▸ **WRITTEN REQUEST**
Each line should be copied exactly.

▸ **SOURCE MATERIAL**
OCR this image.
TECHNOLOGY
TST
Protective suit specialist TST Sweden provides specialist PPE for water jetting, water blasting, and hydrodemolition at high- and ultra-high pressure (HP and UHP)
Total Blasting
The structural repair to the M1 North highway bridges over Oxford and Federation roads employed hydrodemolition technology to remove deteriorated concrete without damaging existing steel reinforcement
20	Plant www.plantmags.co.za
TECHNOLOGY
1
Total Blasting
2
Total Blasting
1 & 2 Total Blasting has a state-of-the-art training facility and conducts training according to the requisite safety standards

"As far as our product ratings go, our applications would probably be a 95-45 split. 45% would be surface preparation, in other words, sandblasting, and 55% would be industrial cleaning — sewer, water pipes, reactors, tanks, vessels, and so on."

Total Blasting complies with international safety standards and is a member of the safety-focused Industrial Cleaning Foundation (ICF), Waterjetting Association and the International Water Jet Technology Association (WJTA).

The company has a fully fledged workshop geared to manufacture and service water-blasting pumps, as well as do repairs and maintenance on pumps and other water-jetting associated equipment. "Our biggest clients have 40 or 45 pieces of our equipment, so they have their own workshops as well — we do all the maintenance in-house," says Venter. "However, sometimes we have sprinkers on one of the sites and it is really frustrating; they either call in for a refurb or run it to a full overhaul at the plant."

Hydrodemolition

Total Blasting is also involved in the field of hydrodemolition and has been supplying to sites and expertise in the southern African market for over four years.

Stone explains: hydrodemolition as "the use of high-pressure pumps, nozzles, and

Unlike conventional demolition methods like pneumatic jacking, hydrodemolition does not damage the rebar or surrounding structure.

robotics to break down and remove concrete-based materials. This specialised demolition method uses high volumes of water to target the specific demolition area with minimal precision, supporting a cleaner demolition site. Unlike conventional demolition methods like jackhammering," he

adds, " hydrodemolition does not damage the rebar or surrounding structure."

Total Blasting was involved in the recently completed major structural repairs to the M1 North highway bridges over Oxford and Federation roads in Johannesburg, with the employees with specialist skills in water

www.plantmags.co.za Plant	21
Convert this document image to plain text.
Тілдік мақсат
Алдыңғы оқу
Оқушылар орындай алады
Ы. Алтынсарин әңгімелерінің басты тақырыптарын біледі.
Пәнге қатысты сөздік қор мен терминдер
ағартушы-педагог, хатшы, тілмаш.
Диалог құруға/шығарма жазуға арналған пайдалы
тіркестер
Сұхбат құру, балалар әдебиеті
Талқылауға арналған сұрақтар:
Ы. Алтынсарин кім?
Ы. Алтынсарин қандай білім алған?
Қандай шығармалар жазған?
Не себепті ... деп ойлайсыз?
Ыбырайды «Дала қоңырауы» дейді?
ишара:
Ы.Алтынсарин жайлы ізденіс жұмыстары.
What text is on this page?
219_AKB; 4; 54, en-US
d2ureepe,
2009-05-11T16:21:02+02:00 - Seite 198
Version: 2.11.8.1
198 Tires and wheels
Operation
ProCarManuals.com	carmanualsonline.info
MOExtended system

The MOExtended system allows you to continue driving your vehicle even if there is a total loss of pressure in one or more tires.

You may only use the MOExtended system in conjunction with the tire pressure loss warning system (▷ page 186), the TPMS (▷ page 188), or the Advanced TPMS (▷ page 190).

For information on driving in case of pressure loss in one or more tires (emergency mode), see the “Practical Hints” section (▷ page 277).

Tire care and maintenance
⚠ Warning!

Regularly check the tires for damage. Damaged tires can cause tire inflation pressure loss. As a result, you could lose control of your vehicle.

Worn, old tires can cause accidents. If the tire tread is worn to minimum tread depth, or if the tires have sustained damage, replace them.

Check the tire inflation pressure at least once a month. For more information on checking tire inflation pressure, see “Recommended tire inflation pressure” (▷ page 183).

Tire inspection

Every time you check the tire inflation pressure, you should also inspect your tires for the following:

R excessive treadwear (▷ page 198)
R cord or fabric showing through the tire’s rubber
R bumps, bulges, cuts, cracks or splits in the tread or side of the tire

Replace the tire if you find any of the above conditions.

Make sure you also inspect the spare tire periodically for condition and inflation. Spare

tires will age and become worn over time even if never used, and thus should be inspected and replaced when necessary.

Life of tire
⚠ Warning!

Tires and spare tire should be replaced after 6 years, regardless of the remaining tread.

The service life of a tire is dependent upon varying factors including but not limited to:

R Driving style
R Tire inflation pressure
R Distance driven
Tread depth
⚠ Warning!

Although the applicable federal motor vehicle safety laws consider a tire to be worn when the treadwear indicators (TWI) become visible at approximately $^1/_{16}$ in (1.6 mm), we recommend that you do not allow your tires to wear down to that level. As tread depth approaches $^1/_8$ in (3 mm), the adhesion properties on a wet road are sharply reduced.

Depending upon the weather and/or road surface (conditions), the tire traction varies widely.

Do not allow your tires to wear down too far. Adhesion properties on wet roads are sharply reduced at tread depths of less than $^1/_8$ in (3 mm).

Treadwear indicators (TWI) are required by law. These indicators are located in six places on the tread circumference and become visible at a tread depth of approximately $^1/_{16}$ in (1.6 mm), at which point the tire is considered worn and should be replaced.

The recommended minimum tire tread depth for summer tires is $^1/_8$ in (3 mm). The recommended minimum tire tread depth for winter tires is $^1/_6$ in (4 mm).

▸ **TASK SOLUTION**
OCR this image.
TECHNOLOGY
TST
Protective suit specialist TST Sweden provides specialist PPE for water jetting, water blasting, and hydrodemolition at high- and ultra-high pressure (HP and UHP)
Total Blasting
The structural repair to the M1 North highway bridges over Oxford and Federation roads employed hydrodemolition technology to remove deteriorated concrete without damaging existing steel reinforcement
20	Plant www.plantmags.co.za
TECHNOLOGY
1
Total Blasting
2
Total Blasting
1 & 2 Total Blasting has a state-of-the-art training facility and conducts training according to the requisite safety standards

"As far as our product ratings go, our applications would probably be a 95-45 split. 45% would be surface preparation, in other words, sandblasting, and 55% would be industrial cleaning — sewer, water pipes, reactors, tanks, vessels, and so on."

Total Blasting complies with international safety standards and is a member of the safety-focused Industrial Cleaning Foundation (ICF), Waterjetting Association and the International Water Jet Technology Association (WJTA).

The company has a fully fledged workshop geared to manufacture and service water-blasting pumps, as well as do repairs and maintenance on pumps and other water-jetting associated equipment. "Our biggest clients have 40 or 45 pieces of our equipment, so they have their own workshops as well — we do all the maintenance in-house," says Venter. "However, sometimes we have sprinkers on one of the sites and it is really frustrating; they either call in for a refurb or run it to a full overhaul at the plant."

Hydrodemolition

Total Blasting is also involved in the field of hydrodemolition and has been supplying to sites and expertise in the southern African market for over four years.

Stone explains: hydrodemolition as "the use of high-pressure pumps, nozzles, and

Unlike conventional demolition methods like pneumatic jacking, hydrodemolition does not damage the rebar or surrounding structure.

robotics to break down and remove concrete-based materials. This specialised demolition method uses high volumes of water to target the specific demolition area with minimal precision, supporting a cleaner demolition site. Unlike conventional demolition methods like jackhammering," he

adds, " hydrodemolition does not damage the rebar or surrounding structure."

Total Blasting was involved in the recently completed major structural repairs to the M1 North highway bridges over Oxford and Federation roads in Johannesburg, with the employees with specialist skills in water

www.plantmags.co.za Plant	21
Convert this document image to plain text.
Тілдік мақсат
Алдыңғы оқу
Оқушылар орындай алады
Ы. Алтынсарин әңгімелерінің басты тақырыптарын біледі.
Пәнге қатысты сөздік қор мен терминдер
ағартушы-педагог, хатшы, тілмаш.
Диалог құруға/шығарма жазуға арналған пайдалы
тіркестер
Сұхбат құру, балалар әдебиеті
Талқылауға арналған сұрақтар:
Ы. Алтынсарин кім?
Ы. Алтынсарин қандай білім алған?
Қандай шығармалар жазған?
Не себепті ... деп ойлайсыз?
Ыбырайды «Дала қоңырауы» дейді?
ишара:
Ы.Алтынсарин жайлы ізденіс жұмыстары.
What text is on this page?
219_AKB; 4; 54, en-US
d2ureepe,
2009-05-11T16:21:02+02:00 - Seite 198
Version: 2.11.8.1
198 Tires and wheels
Operation
ProCarManuals.com	carmanualsonline.info
MOExtended system

The MOExtended system allows you to continue driving your vehicle even if there is a total loss of pressure in one or more tires.

You may only use the MOExtended system in conjunction with the tire pressure loss warning system (▷ page 186), the TPMS (▷ page 188), or the Advanced TPMS (▷ page 190).

For information on driving in case of pressure loss in one or more tires (emergency mode), see the “Practical Hints” section (▷ page 277).

Tire care and maintenance
⚠ Warning!

Regularly check the tires for damage. Damaged tires can cause tire inflation pressure loss. As a result, you could lose control of your vehicle.

Worn, old tires can cause accidents. If the tire tread is worn to minimum tread depth, or if the tires have sustained damage, replace them.

Check the tire inflation pressure at least once a month. For more information on checking tire inflation pressure, see “Recommended tire inflation pressure” (▷ page 183).

Tire inspection

Every time you check the tire inflation pressure, you should also inspect your tires for the following:

R excessive treadwear (▷ page 198)
R cord or fabric showing through the tire’s rubber
R bumps, bulges, cuts, cracks or splits in the tread or side of the tire

Replace the tire if you find any of the above conditions.

Make sure you also inspect the spare tire periodically for condition and inflation. Spare

tires will age and become worn over time even if never used, and thus should be inspected and replaced when necessary.

Life of tire
⚠ Warning!

Tires and spare tire should be replaced after 6 years, regardless of the remaining tread.

The service life of a tire is dependent upon varying factors including but not limited to:

R Driving style
R Tire inflation pressure
R Distance driven
Tread depth
⚠ Warning!

Although the applicable federal motor vehicle safety laws consider a tire to be worn when the treadwear indicators (TWI) become visible at approximately $^1/_{16}$ in (1.6 mm), we recommend that you do not allow your tires to wear down to that level. As tread depth approaches $^1/_8$ in (3 mm), the adhesion properties on a wet road are sharply reduced.

Depending upon the weather and/or road surface (conditions), the tire traction varies widely.

Do not allow your tires to wear down too far. Adhesion properties on wet roads are sharply reduced at tread depths of less than $^1/_8$ in (3 mm).

Treadwear indicators (TWI) are required by law. These indicators are located in six places on the tread circumference and become visible at a tread depth of approximately $^1/_{16}$ in (1.6 mm), at which point the tire is considered worn and should be replaced.

The recommended minimum tire tread depth for summer tires is $^1/_8$ in (3 mm). The recommended minimum tire tread depth for winter tires is $^1/_6$ in (4 mm).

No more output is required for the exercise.